(Collected data)
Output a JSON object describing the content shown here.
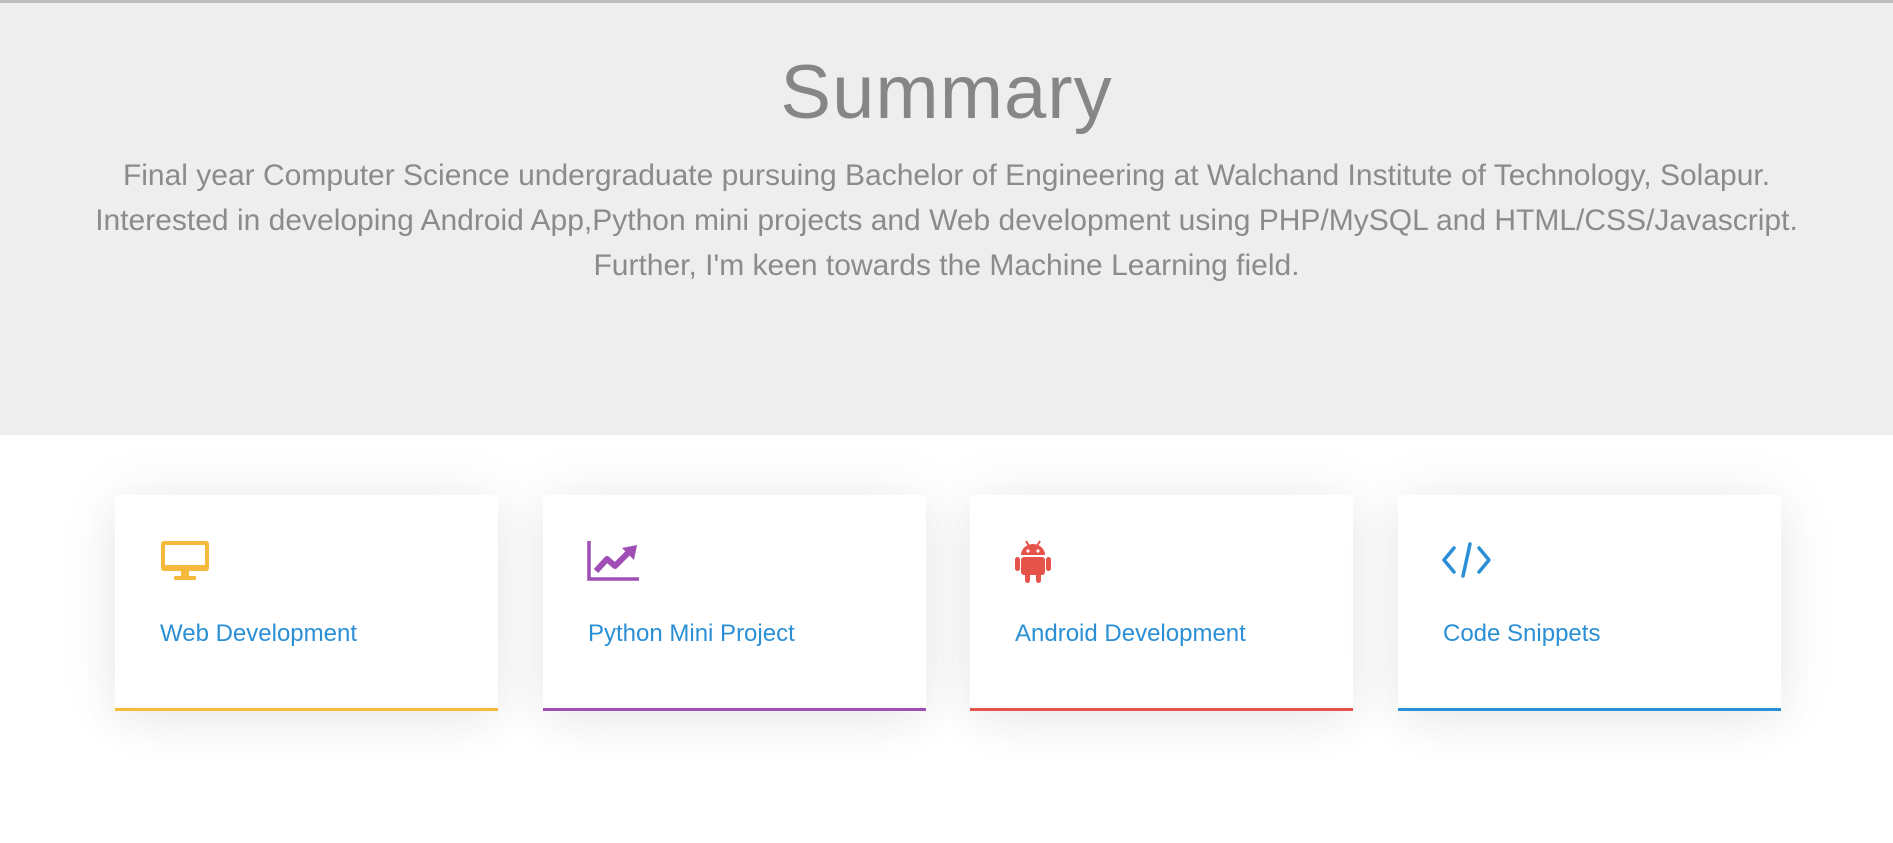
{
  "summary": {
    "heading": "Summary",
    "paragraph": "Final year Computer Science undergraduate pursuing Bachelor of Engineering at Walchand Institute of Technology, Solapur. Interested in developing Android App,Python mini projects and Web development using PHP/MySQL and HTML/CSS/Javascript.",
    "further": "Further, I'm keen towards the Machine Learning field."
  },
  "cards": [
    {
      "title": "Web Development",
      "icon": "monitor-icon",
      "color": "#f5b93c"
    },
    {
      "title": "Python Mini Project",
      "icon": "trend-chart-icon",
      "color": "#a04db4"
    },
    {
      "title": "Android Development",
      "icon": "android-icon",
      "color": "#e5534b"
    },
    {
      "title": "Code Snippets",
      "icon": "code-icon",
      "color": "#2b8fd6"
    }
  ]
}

■ Task goal: Retype the listing exactly. Pictures do not belong in the copy.

■ Response:
Output a JSON object describing the content shown here.
{
  "summary": {
    "heading": "Summary",
    "paragraph": "Final year Computer Science undergraduate pursuing Bachelor of Engineering at Walchand Institute of Technology, Solapur. Interested in developing Android App,Python mini projects and Web development using PHP/MySQL and HTML/CSS/Javascript.",
    "further": "Further, I'm keen towards the Machine Learning field."
  },
  "cards": [
    {
      "title": "Web Development",
      "icon": "monitor-icon",
      "color": "#f5b93c"
    },
    {
      "title": "Python Mini Project",
      "icon": "trend-chart-icon",
      "color": "#a04db4"
    },
    {
      "title": "Android Development",
      "icon": "android-icon",
      "color": "#e5534b"
    },
    {
      "title": "Code Snippets",
      "icon": "code-icon",
      "color": "#2b8fd6"
    }
  ]
}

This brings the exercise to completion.